Task prompt »
Give every line from the entries that contains "devices".

Exercise data »
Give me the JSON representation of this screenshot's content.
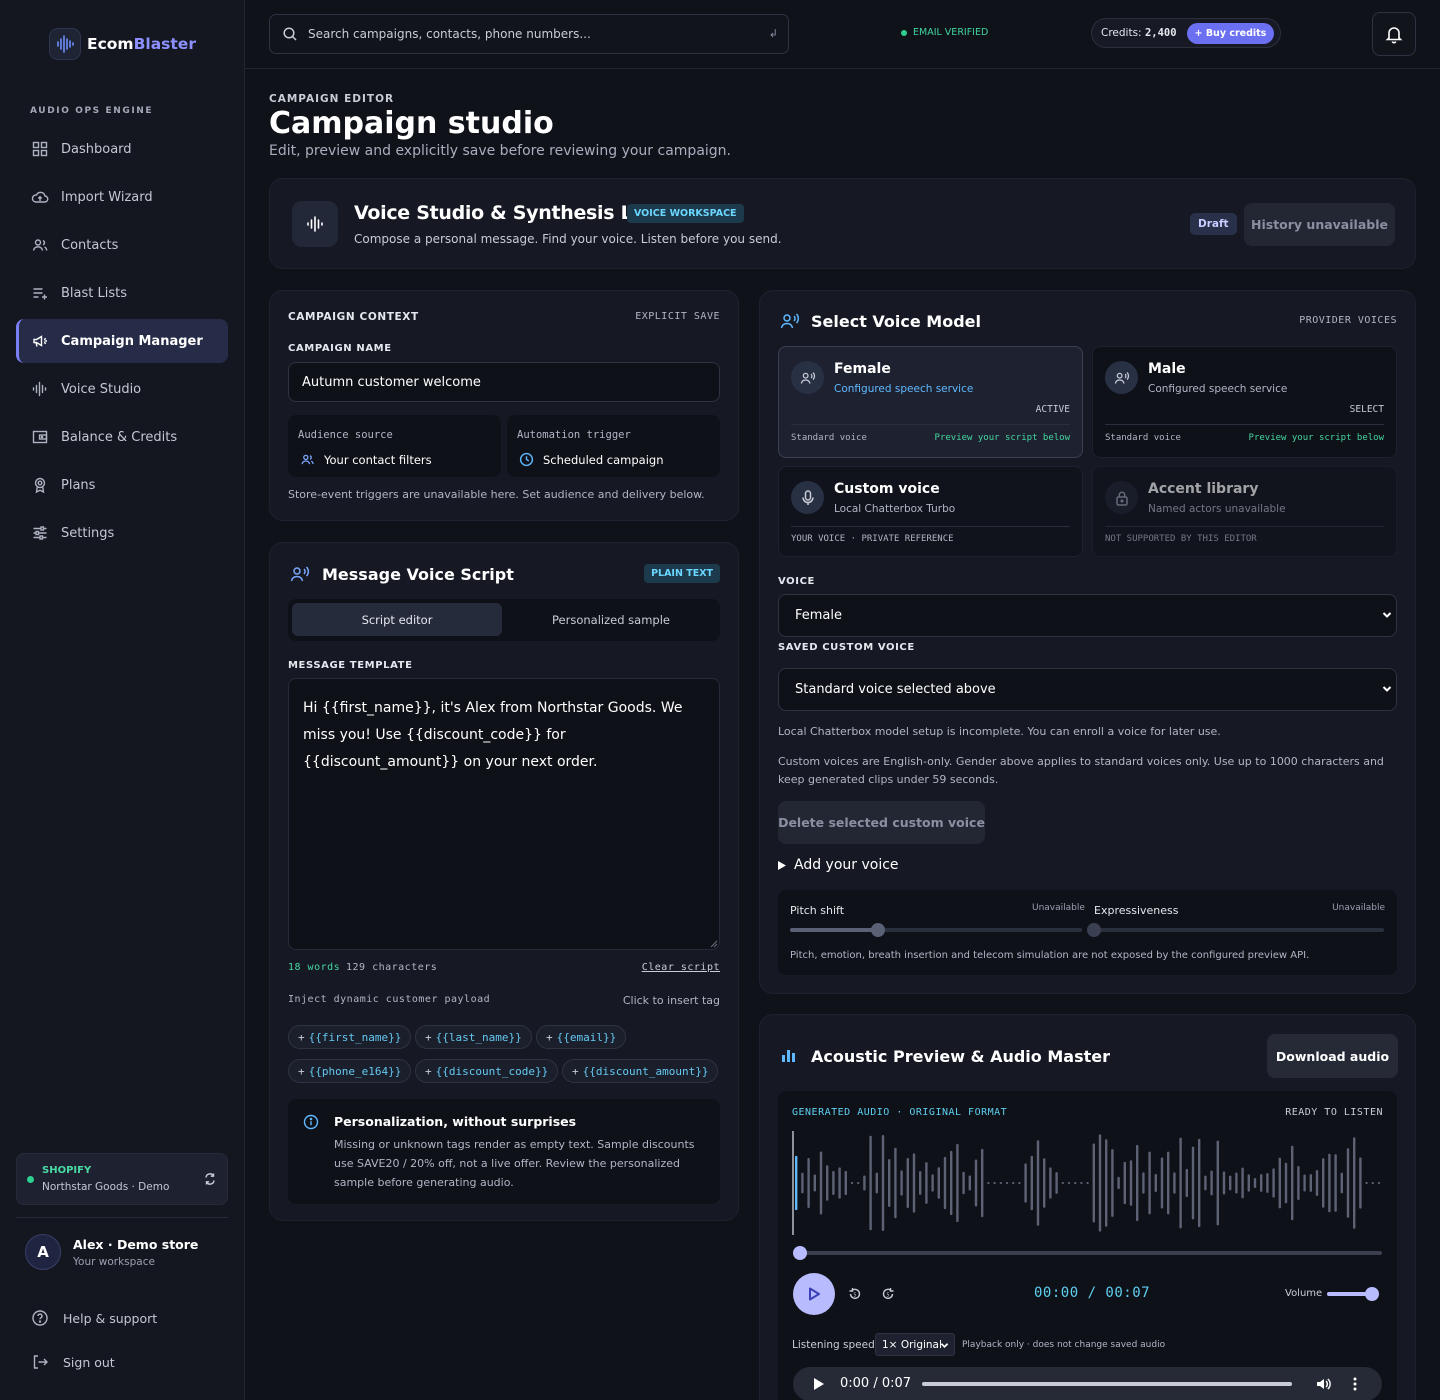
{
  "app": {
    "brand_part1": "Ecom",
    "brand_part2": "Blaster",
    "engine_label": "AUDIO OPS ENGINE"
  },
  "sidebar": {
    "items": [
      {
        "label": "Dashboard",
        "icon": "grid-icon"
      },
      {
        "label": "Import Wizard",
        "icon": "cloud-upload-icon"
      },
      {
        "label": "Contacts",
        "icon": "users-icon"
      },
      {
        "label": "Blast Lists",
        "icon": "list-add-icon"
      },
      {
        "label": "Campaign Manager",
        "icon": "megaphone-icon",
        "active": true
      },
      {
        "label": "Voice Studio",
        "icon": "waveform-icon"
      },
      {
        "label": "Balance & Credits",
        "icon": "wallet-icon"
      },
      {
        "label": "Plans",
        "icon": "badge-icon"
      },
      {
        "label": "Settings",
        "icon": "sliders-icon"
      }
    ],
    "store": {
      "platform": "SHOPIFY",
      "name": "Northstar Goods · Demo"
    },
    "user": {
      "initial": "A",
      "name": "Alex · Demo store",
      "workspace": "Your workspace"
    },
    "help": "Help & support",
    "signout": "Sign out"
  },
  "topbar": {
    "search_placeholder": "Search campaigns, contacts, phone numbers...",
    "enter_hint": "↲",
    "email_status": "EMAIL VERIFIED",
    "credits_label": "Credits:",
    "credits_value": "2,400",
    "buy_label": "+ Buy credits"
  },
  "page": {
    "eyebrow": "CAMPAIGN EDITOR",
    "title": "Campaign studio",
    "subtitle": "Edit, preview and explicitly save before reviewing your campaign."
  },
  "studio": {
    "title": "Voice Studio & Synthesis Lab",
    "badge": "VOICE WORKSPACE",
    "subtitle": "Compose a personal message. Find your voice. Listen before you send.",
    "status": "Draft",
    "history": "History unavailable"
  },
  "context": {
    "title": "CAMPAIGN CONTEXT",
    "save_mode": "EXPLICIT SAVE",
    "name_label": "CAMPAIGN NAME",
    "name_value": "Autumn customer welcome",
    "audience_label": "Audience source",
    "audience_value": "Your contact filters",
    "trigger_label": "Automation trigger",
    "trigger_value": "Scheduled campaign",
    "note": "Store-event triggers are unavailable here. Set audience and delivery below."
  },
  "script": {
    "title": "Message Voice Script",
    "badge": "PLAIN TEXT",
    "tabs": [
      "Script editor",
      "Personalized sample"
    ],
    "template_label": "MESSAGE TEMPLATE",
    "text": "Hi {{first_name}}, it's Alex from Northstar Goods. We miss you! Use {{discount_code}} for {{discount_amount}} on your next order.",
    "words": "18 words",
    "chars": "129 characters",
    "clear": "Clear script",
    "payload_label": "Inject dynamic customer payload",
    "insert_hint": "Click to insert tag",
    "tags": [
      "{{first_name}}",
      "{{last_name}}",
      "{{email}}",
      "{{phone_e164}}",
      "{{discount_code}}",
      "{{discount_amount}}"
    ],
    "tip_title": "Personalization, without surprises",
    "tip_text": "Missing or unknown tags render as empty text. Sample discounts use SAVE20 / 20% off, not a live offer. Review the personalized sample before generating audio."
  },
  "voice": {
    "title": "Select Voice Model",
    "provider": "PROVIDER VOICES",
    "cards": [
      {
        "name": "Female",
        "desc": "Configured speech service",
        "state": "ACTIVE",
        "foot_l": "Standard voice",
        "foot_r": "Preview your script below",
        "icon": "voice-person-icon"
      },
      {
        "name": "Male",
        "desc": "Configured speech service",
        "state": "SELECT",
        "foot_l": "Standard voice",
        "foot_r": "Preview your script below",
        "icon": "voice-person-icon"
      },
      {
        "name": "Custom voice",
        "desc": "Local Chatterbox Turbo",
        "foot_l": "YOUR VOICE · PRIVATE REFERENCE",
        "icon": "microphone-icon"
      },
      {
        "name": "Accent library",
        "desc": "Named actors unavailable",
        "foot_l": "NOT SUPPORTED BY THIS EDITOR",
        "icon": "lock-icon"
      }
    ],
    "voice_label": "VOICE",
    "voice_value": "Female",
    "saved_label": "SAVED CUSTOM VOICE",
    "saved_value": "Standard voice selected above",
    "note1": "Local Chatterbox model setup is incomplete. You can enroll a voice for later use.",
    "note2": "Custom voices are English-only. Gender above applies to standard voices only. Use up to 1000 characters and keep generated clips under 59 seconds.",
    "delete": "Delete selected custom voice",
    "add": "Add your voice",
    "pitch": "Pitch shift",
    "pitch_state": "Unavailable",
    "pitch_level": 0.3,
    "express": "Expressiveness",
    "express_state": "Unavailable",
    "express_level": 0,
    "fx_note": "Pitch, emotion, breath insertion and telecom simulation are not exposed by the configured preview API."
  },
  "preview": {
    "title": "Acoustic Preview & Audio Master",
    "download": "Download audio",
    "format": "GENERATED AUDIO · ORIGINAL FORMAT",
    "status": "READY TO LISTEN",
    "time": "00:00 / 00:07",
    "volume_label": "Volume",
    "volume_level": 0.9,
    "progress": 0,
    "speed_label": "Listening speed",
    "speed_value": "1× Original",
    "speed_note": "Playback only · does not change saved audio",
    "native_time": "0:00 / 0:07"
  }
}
...
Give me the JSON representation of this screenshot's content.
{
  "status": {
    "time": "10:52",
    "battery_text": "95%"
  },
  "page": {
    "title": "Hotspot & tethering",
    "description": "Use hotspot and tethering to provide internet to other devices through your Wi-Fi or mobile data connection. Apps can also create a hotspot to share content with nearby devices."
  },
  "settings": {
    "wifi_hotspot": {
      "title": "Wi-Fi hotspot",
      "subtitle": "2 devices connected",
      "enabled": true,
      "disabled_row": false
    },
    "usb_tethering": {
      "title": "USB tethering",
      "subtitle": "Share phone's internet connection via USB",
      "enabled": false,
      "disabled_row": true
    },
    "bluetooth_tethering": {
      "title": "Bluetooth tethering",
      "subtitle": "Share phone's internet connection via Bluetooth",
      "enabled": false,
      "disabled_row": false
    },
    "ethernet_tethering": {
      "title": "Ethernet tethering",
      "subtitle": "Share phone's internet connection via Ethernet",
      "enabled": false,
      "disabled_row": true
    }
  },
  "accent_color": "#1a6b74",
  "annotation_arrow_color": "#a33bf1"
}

Response to this exercise »
    "description": "Use hotspot and tethering to provide internet to other devices through your Wi-Fi or mobile data connection. Apps can also create a hotspot to share content with nearby devices."
      "subtitle": "2 devices connected",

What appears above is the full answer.